- _Data for the task_:

******

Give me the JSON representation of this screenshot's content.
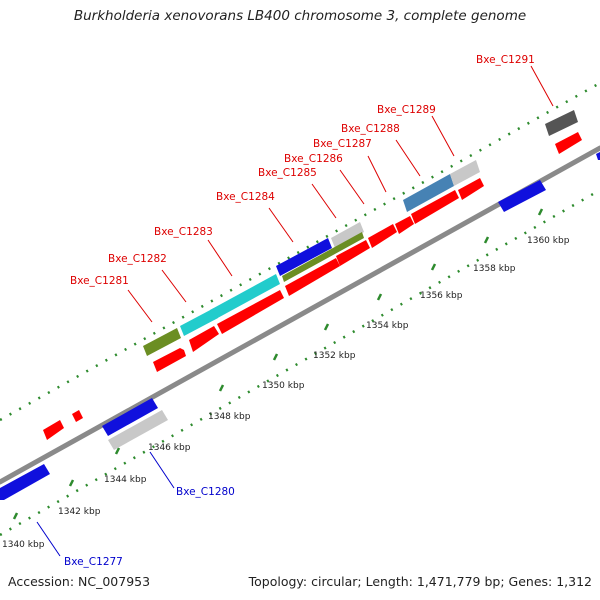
{
  "title": "Burkholderia xenovorans LB400 chromosome 3, complete genome",
  "footer": {
    "accession": "Accession: NC_007953",
    "summary": "Topology: circular; Length: 1,471,779 bp; Genes: 1,312"
  },
  "colors": {
    "backbone": "#8a8a8a",
    "ticks": "#2e8b2e",
    "forward_label": "#dd0000",
    "reverse_label": "#0000cc",
    "red": "#ff0000",
    "blue": "#1010dd",
    "cyan": "#22cccc",
    "olive": "#6b8e23",
    "steelblue": "#4682b4",
    "lightgray": "#c8c8c8",
    "darkgray": "#555555"
  },
  "ticks": [
    {
      "label": "1340 kbp"
    },
    {
      "label": "1342 kbp"
    },
    {
      "label": "1344 kbp"
    },
    {
      "label": "1346 kbp"
    },
    {
      "label": "1348 kbp"
    },
    {
      "label": "1350 kbp"
    },
    {
      "label": "1352 kbp"
    },
    {
      "label": "1354 kbp"
    },
    {
      "label": "1356 kbp"
    },
    {
      "label": "1358 kbp"
    },
    {
      "label": "1360 kbp"
    }
  ],
  "gene_labels": [
    {
      "text": "Bxe_C1277",
      "strand": "reverse"
    },
    {
      "text": "Bxe_C1280",
      "strand": "reverse"
    },
    {
      "text": "Bxe_C1281",
      "strand": "forward"
    },
    {
      "text": "Bxe_C1282",
      "strand": "forward"
    },
    {
      "text": "Bxe_C1283",
      "strand": "forward"
    },
    {
      "text": "Bxe_C1284",
      "strand": "forward"
    },
    {
      "text": "Bxe_C1285",
      "strand": "forward"
    },
    {
      "text": "Bxe_C1286",
      "strand": "forward"
    },
    {
      "text": "Bxe_C1287",
      "strand": "forward"
    },
    {
      "text": "Bxe_C1288",
      "strand": "forward"
    },
    {
      "text": "Bxe_C1289",
      "strand": "forward"
    },
    {
      "text": "Bxe_C1291",
      "strand": "forward"
    }
  ]
}
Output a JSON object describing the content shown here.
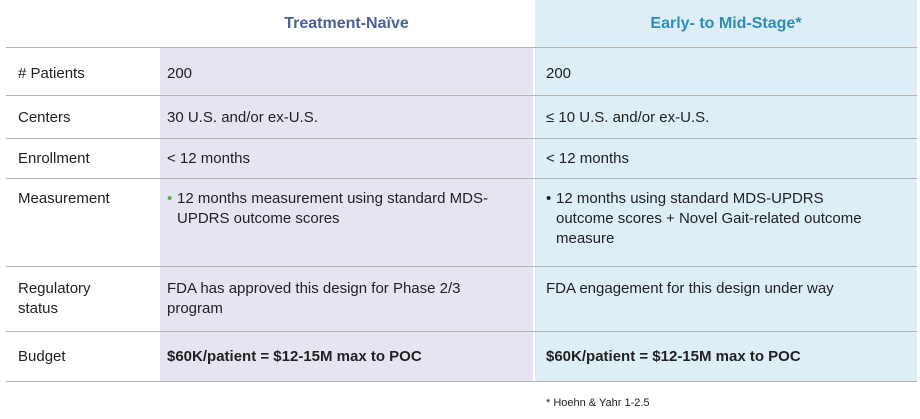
{
  "headers": {
    "col_a": "Treatment-Naïve",
    "col_b": "Early- to Mid-Stage*"
  },
  "rows": [
    {
      "label": "# Patients",
      "a": "200",
      "b": "200"
    },
    {
      "label": "Centers",
      "a": "30 U.S. and/or ex-U.S.",
      "b": "≤ 10 U.S. and/or ex-U.S."
    },
    {
      "label": "Enrollment",
      "a": "< 12 months",
      "b": "< 12 months"
    },
    {
      "label": "Measurement",
      "a": "12 months measurement using standard MDS-UPDRS outcome scores",
      "b": "12 months using standard MDS-UPDRS outcome scores + Novel Gait-related outcome measure"
    },
    {
      "label": "Regulatory status",
      "a": "FDA has approved this design for Phase 2/3 program",
      "b": "FDA engagement for this design under way"
    },
    {
      "label": "Budget",
      "a": "$60K/patient = $12-15M max to POC",
      "b": "$60K/patient = $12-15M max to POC"
    }
  ],
  "bullets": {
    "a": "•",
    "b": "•"
  },
  "colors": {
    "col_a_bg": "#e4e5f1",
    "col_b_bg": "#ddeef6",
    "col_a_head": "#4a5f9e",
    "col_b_head": "#2a8fbd"
  },
  "footnote": "* Hoehn & Yahr 1-2.5"
}
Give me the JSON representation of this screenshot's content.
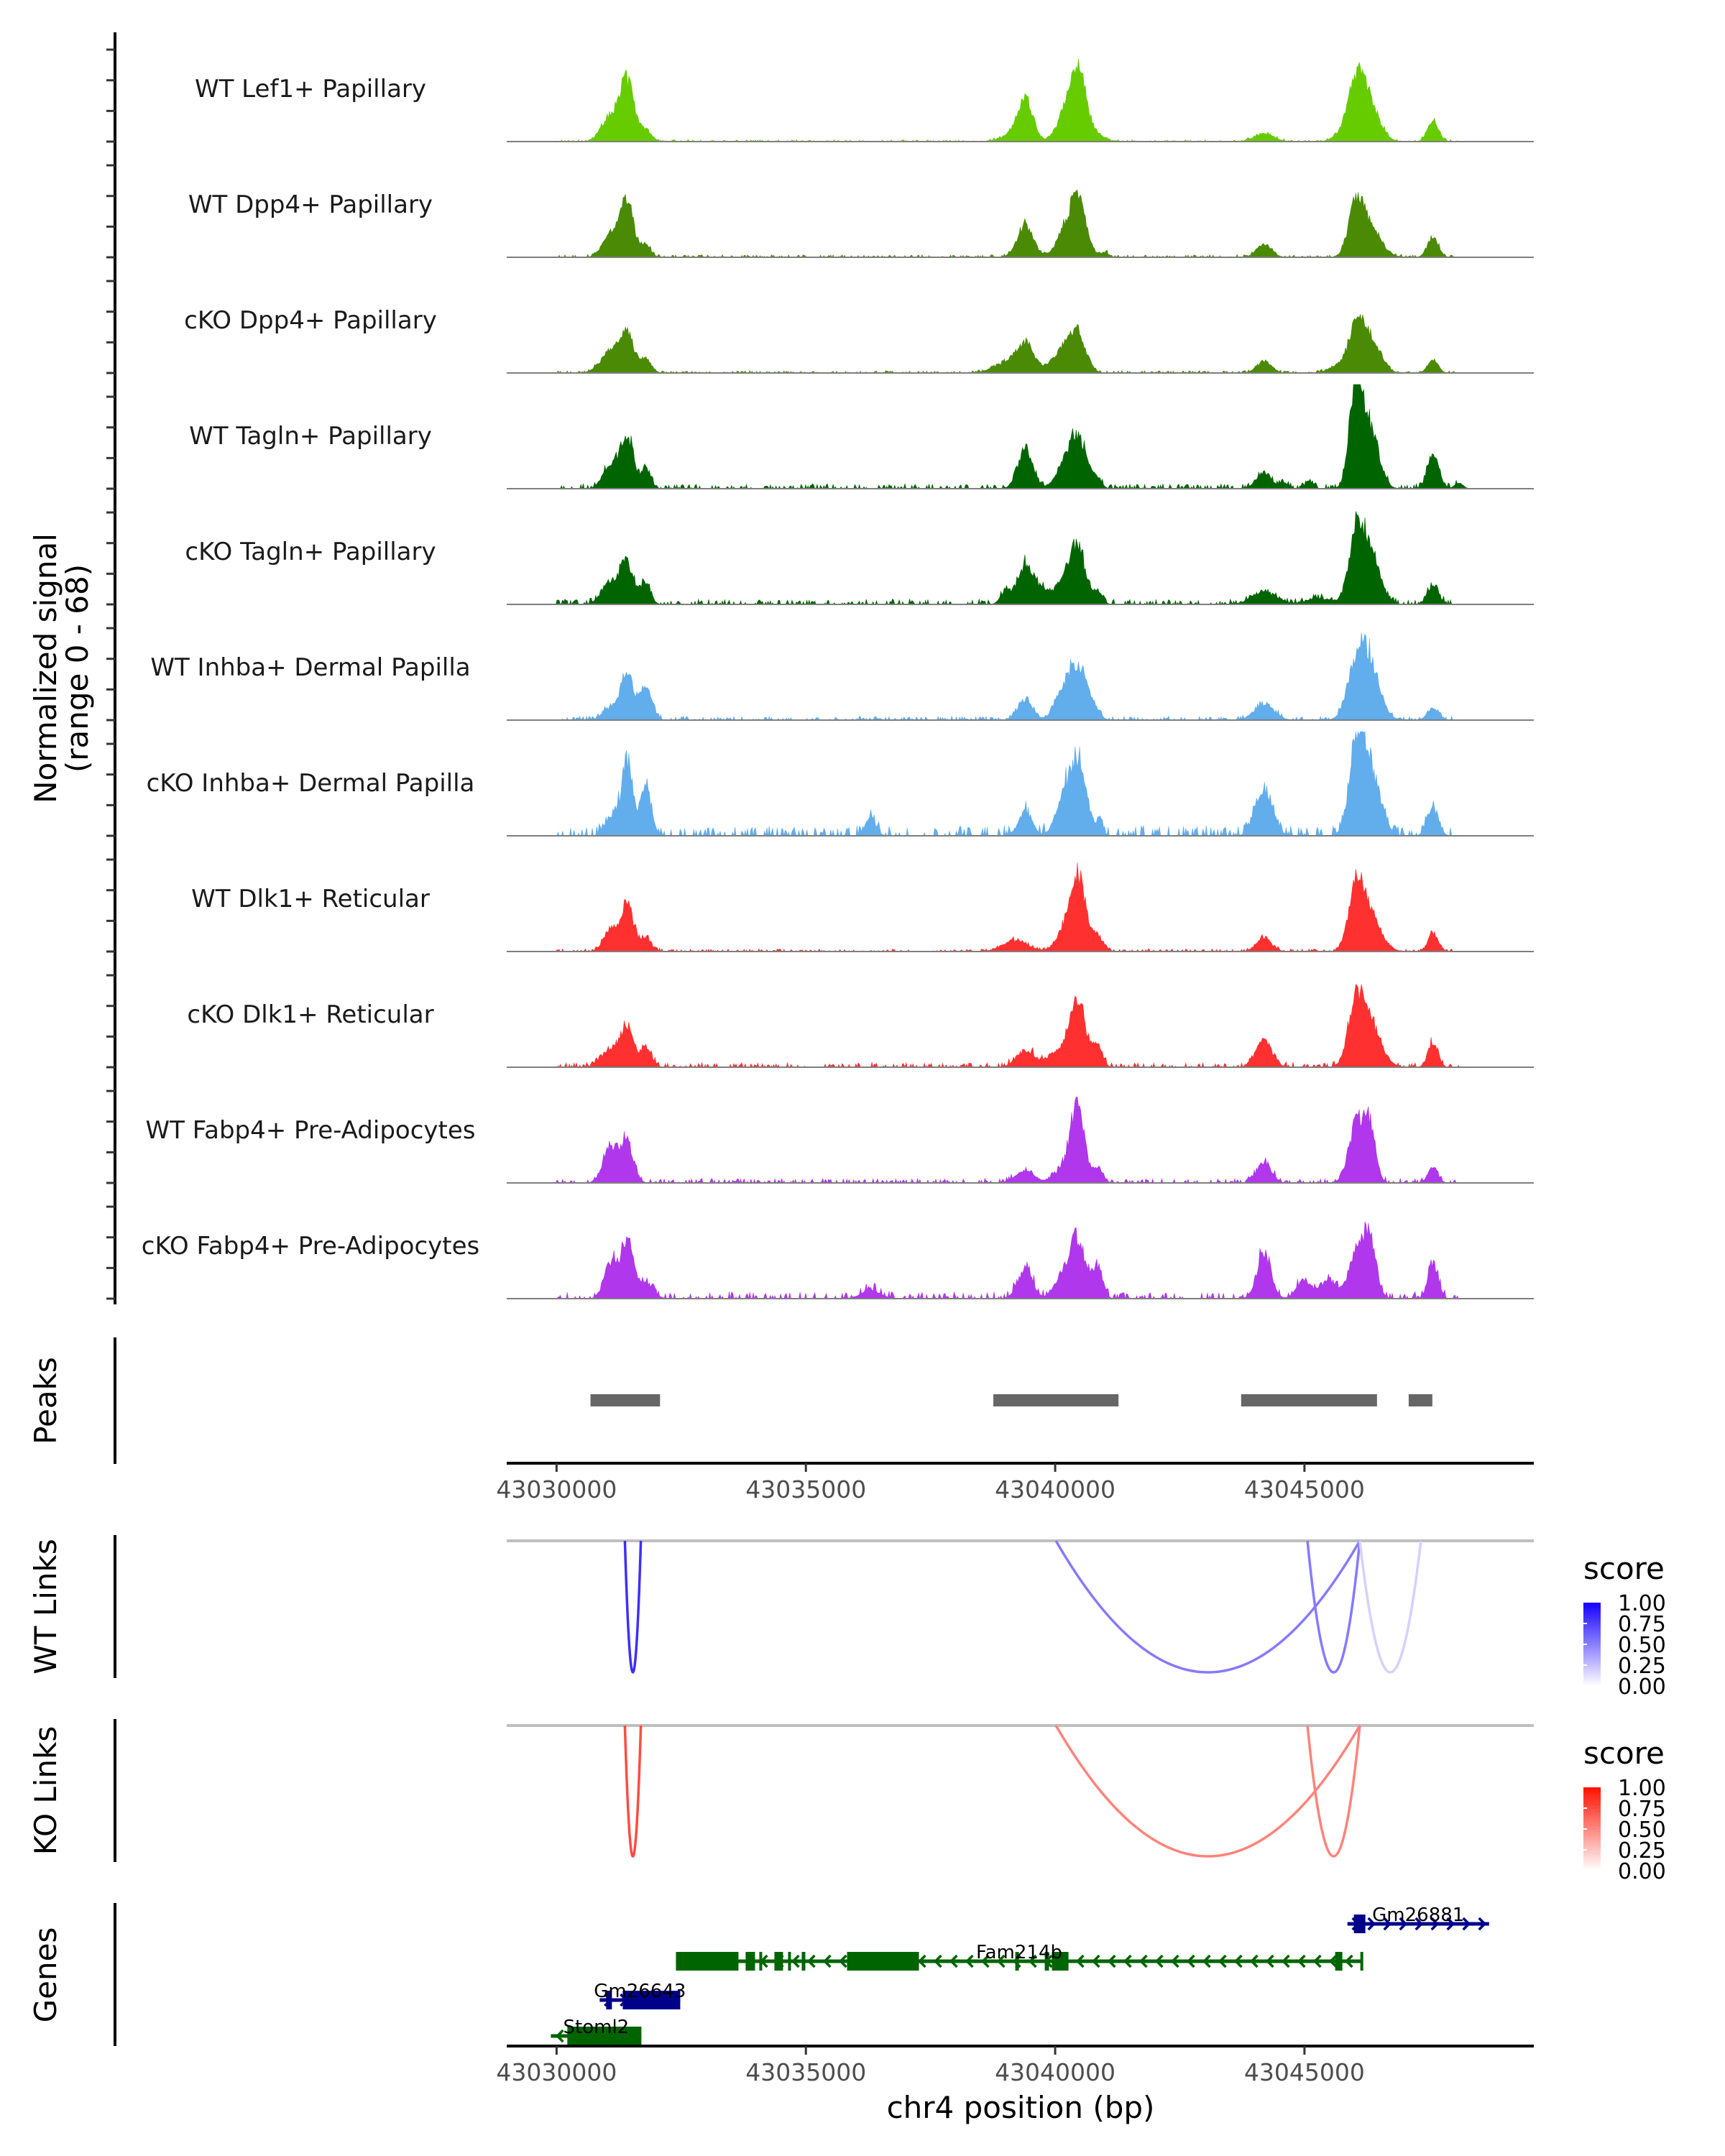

******

- _Task_: Check all the records above and select each line where the string "this" is found.

- _Task result_:
Give me the JSON representation of this screenshot's content.
      "a": "FDA has approved this design for Phase 2/3 program",
      "b": "FDA engagement for this design under way"
Give me the JSON representation of this screenshot's content.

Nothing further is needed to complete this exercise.